- [AIM OF THE TASK]
Each line that holds the word "termostosu" counts once. Give the total number of such lines and nothing else.

+ + + + +

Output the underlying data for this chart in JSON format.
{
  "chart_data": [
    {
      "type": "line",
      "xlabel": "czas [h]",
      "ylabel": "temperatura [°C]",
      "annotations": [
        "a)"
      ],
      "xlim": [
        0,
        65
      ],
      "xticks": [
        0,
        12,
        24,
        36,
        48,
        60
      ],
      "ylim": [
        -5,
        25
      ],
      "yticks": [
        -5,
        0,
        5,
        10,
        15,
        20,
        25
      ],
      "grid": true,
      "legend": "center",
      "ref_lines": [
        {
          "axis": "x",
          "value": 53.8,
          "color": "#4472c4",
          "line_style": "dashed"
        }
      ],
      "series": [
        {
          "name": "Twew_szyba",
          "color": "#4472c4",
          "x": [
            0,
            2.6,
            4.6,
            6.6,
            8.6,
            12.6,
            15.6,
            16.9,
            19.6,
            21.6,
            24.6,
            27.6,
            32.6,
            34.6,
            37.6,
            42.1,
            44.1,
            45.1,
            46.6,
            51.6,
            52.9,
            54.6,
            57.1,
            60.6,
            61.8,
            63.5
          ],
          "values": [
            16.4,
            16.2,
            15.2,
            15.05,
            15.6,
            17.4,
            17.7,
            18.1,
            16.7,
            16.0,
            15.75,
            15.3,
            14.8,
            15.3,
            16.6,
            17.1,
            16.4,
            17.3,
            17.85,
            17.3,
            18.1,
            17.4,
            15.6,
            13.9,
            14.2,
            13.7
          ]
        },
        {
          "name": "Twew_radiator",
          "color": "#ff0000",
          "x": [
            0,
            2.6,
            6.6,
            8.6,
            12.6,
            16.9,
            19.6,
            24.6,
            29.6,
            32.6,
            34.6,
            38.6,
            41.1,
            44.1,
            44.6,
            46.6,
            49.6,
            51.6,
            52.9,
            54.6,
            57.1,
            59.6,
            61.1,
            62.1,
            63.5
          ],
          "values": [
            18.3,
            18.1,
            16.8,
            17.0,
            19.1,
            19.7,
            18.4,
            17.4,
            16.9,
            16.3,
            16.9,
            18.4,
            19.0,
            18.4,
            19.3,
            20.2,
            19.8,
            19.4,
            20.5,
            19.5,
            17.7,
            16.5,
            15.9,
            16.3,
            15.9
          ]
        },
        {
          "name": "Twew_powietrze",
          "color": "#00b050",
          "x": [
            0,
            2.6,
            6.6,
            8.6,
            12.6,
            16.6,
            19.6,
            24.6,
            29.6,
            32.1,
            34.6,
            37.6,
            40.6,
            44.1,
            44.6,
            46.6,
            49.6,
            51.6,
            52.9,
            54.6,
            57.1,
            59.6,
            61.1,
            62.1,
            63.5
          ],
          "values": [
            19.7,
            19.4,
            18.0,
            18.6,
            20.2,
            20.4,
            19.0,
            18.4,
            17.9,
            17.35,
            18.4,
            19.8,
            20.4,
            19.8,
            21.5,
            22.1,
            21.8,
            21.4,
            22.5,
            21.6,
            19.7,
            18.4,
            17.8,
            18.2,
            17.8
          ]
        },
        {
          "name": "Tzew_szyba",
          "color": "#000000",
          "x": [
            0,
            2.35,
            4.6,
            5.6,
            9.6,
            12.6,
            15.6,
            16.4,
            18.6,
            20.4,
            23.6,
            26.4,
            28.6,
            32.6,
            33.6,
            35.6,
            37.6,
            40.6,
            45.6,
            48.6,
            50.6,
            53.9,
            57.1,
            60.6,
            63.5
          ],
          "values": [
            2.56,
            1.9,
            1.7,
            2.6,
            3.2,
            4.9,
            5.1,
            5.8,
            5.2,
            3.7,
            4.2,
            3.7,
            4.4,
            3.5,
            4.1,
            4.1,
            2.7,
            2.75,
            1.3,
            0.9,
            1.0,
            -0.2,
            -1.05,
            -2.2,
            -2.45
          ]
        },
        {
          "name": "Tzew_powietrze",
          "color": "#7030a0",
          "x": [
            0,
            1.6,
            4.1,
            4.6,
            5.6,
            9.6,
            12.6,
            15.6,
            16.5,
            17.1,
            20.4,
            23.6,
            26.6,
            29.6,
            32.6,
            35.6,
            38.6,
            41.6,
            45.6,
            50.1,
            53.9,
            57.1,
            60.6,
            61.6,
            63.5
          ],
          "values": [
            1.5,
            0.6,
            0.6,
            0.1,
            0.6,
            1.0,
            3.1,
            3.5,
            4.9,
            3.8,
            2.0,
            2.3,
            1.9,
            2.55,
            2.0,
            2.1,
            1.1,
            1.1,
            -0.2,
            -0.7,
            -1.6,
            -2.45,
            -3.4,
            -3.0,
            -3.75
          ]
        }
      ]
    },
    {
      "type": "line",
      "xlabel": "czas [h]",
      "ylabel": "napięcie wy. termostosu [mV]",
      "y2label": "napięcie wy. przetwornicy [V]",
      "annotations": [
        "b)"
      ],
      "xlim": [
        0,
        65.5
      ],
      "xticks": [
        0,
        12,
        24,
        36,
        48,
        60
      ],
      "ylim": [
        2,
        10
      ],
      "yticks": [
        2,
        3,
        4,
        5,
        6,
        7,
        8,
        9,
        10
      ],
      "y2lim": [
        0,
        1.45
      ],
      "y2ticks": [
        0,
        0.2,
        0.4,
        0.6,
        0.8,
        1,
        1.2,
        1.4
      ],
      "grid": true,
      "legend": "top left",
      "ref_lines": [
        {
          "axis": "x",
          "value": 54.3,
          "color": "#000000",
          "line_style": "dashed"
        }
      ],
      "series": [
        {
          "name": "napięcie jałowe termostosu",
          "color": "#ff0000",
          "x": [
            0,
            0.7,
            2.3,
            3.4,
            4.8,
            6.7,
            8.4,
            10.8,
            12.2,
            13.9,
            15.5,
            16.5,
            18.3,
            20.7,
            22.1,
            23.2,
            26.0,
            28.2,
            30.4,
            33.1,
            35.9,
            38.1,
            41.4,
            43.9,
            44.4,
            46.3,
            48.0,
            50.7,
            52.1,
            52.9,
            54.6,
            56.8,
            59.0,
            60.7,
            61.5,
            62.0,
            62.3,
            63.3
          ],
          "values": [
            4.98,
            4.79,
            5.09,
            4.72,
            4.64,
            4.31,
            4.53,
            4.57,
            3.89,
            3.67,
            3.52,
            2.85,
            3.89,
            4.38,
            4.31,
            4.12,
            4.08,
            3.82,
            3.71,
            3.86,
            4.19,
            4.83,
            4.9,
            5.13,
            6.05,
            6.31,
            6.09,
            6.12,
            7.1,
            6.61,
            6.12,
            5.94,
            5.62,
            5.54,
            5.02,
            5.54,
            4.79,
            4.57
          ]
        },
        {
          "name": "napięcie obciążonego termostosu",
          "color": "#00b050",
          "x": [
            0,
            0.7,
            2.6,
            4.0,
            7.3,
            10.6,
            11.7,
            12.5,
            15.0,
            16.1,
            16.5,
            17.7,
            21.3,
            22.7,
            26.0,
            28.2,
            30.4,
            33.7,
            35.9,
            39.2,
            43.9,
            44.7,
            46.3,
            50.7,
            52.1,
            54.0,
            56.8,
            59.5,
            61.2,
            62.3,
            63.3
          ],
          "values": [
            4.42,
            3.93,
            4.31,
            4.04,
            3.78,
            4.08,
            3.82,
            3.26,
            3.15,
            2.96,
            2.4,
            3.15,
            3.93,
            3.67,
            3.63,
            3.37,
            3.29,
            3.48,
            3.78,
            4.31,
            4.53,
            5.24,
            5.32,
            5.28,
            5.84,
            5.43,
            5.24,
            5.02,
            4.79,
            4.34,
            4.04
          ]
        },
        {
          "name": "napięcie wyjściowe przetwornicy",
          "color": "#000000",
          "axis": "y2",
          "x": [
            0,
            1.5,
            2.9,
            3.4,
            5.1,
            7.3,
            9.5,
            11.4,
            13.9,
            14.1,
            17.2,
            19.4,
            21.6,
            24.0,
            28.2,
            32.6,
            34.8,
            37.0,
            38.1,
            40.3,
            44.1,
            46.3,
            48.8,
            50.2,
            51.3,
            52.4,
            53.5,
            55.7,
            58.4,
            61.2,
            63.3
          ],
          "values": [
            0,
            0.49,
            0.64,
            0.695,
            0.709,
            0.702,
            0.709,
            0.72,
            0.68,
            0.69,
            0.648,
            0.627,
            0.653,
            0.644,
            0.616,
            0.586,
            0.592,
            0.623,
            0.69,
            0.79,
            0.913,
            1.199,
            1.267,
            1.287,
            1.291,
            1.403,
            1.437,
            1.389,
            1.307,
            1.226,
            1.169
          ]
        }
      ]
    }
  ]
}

+ + + + +

- [EXERCISE OUTPUT]
3